#### Records shown ####

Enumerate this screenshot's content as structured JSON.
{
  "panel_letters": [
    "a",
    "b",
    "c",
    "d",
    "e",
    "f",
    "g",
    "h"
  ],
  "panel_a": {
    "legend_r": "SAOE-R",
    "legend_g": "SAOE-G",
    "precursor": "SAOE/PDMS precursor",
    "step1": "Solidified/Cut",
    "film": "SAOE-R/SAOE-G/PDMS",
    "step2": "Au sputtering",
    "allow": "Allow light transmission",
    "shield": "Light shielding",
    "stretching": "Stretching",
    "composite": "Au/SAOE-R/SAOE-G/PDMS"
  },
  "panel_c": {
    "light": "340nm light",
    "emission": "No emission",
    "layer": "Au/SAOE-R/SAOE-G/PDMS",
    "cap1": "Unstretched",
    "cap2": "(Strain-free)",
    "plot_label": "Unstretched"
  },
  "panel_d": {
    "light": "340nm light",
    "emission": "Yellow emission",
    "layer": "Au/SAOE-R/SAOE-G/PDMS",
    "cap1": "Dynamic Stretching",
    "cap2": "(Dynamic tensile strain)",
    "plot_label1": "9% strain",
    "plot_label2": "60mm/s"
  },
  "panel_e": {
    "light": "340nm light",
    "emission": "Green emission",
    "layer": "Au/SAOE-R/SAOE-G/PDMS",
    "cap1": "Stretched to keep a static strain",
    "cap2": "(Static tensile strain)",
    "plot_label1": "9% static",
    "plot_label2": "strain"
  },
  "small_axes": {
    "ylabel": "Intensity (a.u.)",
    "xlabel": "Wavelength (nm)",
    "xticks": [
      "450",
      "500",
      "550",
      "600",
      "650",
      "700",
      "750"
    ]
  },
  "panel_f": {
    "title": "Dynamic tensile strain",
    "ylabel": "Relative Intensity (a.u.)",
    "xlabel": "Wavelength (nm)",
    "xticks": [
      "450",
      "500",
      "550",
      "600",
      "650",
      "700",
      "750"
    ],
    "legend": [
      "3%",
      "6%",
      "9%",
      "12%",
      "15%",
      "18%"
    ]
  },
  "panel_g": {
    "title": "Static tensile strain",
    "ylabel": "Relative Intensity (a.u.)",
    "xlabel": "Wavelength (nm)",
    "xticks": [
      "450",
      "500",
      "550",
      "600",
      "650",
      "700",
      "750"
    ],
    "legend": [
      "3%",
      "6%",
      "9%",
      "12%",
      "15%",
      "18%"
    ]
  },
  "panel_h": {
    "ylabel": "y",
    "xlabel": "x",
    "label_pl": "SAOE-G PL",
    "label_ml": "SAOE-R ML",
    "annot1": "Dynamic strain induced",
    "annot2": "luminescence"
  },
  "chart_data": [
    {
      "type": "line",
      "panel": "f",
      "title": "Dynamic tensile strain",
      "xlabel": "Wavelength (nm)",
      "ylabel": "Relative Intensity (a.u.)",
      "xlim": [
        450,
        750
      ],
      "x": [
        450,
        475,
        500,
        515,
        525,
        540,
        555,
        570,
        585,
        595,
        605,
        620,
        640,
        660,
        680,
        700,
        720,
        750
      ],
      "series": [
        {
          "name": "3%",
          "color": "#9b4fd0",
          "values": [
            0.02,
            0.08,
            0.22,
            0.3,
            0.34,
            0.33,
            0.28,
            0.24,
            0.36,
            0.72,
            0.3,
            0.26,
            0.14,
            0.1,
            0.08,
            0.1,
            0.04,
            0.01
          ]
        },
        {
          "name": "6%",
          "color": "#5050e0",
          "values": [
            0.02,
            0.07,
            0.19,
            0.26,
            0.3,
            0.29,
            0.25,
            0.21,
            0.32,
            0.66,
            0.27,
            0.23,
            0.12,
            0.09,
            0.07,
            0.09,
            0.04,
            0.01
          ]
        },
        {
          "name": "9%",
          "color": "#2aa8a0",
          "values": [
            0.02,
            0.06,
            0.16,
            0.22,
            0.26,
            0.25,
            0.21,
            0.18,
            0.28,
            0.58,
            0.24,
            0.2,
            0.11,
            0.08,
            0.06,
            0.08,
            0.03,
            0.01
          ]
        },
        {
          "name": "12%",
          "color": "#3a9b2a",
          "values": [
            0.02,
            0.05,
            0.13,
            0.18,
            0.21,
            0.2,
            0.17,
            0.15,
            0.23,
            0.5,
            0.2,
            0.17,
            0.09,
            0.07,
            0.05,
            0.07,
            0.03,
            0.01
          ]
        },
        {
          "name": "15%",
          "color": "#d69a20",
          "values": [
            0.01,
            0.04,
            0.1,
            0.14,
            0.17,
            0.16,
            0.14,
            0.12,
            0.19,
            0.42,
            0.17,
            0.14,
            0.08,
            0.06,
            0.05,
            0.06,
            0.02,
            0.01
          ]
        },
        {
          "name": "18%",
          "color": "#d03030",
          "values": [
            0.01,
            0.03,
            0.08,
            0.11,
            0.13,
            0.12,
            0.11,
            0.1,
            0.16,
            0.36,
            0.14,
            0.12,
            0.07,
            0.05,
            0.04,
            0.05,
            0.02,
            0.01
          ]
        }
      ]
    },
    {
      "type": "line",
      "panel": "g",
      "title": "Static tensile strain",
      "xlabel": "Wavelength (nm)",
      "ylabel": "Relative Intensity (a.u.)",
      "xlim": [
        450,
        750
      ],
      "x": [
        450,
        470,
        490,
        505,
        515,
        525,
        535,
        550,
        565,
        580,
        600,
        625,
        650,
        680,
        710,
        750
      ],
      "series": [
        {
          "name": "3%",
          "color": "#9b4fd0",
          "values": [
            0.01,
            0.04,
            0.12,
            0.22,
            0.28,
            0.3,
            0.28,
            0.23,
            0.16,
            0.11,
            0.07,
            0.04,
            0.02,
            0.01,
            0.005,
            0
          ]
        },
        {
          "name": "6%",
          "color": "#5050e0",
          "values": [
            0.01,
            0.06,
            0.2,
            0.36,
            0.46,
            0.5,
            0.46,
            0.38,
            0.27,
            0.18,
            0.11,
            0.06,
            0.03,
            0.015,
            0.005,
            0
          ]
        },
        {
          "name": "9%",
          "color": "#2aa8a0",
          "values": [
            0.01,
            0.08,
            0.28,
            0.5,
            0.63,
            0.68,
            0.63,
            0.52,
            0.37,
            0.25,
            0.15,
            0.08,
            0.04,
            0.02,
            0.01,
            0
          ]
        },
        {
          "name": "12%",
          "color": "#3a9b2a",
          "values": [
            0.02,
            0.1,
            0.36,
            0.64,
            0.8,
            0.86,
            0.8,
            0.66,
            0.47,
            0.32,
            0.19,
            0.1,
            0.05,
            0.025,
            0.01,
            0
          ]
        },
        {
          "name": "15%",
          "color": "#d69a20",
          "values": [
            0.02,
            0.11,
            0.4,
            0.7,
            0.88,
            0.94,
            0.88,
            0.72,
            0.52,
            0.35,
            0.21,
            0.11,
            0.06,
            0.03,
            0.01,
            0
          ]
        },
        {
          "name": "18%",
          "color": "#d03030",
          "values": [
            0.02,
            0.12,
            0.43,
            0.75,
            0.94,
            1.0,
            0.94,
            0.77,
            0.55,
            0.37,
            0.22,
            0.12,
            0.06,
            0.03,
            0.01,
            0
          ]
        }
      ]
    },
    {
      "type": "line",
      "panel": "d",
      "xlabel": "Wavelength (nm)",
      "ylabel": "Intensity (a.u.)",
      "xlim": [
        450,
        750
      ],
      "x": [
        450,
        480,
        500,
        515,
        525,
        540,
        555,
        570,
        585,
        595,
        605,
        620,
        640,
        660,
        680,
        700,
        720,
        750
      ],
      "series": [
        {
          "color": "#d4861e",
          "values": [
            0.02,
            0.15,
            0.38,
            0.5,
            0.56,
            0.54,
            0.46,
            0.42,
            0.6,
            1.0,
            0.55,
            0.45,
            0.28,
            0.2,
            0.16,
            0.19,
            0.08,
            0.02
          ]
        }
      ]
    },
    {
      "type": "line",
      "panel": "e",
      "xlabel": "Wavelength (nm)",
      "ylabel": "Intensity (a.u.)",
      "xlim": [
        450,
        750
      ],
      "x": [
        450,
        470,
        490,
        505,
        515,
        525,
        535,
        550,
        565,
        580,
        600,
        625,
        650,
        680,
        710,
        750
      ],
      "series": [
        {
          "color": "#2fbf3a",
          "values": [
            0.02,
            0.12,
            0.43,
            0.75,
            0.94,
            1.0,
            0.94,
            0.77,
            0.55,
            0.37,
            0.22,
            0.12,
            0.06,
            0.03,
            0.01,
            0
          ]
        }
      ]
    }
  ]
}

####

■ Task objective ■
Search the records for the word "title". Copy every line that has it.

■ Reply to the exercise ■
    "title": "Dynamic tensile strain",
    "title": "Static tensile strain",
      "title": "Dynamic tensile strain",
      "title": "Static tensile strain",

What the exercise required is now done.